-- Begin Supplied records --
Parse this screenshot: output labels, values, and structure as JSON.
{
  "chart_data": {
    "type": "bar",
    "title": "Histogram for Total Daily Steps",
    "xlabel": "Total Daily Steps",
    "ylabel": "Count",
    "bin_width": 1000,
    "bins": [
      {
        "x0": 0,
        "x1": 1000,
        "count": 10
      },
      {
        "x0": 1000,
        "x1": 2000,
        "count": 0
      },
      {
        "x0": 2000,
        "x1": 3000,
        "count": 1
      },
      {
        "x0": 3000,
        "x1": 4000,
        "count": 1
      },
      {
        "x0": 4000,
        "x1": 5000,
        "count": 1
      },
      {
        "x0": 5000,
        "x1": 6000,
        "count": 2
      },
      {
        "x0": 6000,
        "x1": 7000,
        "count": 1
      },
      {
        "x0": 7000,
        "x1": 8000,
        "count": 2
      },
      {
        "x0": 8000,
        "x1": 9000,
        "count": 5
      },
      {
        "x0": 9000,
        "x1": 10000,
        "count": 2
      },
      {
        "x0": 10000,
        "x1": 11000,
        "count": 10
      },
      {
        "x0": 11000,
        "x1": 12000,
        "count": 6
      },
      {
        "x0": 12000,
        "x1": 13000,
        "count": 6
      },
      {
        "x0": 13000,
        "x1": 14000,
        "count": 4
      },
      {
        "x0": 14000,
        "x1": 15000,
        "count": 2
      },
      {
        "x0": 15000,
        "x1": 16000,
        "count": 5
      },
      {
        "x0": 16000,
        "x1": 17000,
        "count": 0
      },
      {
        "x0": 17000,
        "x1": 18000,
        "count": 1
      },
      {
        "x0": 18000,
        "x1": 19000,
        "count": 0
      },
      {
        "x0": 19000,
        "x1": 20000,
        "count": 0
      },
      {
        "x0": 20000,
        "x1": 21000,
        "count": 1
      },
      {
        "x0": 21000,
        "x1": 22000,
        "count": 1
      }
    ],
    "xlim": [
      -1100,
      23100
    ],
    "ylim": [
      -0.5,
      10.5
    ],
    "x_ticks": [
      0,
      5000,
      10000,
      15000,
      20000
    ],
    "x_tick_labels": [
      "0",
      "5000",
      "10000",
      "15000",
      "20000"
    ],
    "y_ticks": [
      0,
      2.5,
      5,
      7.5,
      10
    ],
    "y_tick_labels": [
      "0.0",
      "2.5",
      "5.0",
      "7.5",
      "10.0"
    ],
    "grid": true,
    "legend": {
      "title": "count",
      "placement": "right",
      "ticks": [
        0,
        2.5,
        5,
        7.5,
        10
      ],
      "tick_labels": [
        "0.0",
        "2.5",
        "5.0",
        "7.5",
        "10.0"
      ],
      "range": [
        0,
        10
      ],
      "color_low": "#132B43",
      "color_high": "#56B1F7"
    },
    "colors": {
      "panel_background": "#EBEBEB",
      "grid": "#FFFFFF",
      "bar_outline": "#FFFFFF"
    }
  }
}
-- End Supplied records --
Exactly as shown, repeat every record.

* [Exercise answer]
Parse this screenshot: output labels, values, and structure as JSON.
{
  "chart_data": {
    "type": "bar",
    "title": "Histogram for Total Daily Steps",
    "xlabel": "Total Daily Steps",
    "ylabel": "Count",
    "bin_width": 1000,
    "bins": [
      {
        "x0": 0,
        "x1": 1000,
        "count": 10
      },
      {
        "x0": 1000,
        "x1": 2000,
        "count": 0
      },
      {
        "x0": 2000,
        "x1": 3000,
        "count": 1
      },
      {
        "x0": 3000,
        "x1": 4000,
        "count": 1
      },
      {
        "x0": 4000,
        "x1": 5000,
        "count": 1
      },
      {
        "x0": 5000,
        "x1": 6000,
        "count": 2
      },
      {
        "x0": 6000,
        "x1": 7000,
        "count": 1
      },
      {
        "x0": 7000,
        "x1": 8000,
        "count": 2
      },
      {
        "x0": 8000,
        "x1": 9000,
        "count": 5
      },
      {
        "x0": 9000,
        "x1": 10000,
        "count": 2
      },
      {
        "x0": 10000,
        "x1": 11000,
        "count": 10
      },
      {
        "x0": 11000,
        "x1": 12000,
        "count": 6
      },
      {
        "x0": 12000,
        "x1": 13000,
        "count": 6
      },
      {
        "x0": 13000,
        "x1": 14000,
        "count": 4
      },
      {
        "x0": 14000,
        "x1": 15000,
        "count": 2
      },
      {
        "x0": 15000,
        "x1": 16000,
        "count": 5
      },
      {
        "x0": 16000,
        "x1": 17000,
        "count": 0
      },
      {
        "x0": 17000,
        "x1": 18000,
        "count": 1
      },
      {
        "x0": 18000,
        "x1": 19000,
        "count": 0
      },
      {
        "x0": 19000,
        "x1": 20000,
        "count": 0
      },
      {
        "x0": 20000,
        "x1": 21000,
        "count": 1
      },
      {
        "x0": 21000,
        "x1": 22000,
        "count": 1
      }
    ],
    "xlim": [
      -1100,
      23100
    ],
    "ylim": [
      -0.5,
      10.5
    ],
    "x_ticks": [
      0,
      5000,
      10000,
      15000,
      20000
    ],
    "x_tick_labels": [
      "0",
      "5000",
      "10000",
      "15000",
      "20000"
    ],
    "y_ticks": [
      0,
      2.5,
      5,
      7.5,
      10
    ],
    "y_tick_labels": [
      "0.0",
      "2.5",
      "5.0",
      "7.5",
      "10.0"
    ],
    "grid": true,
    "legend": {
      "title": "count",
      "placement": "right",
      "ticks": [
        0,
        2.5,
        5,
        7.5,
        10
      ],
      "tick_labels": [
        "0.0",
        "2.5",
        "5.0",
        "7.5",
        "10.0"
      ],
      "range": [
        0,
        10
      ],
      "color_low": "#132B43",
      "color_high": "#56B1F7"
    },
    "colors": {
      "panel_background": "#EBEBEB",
      "grid": "#FFFFFF",
      "bar_outline": "#FFFFFF"
    }
  }
}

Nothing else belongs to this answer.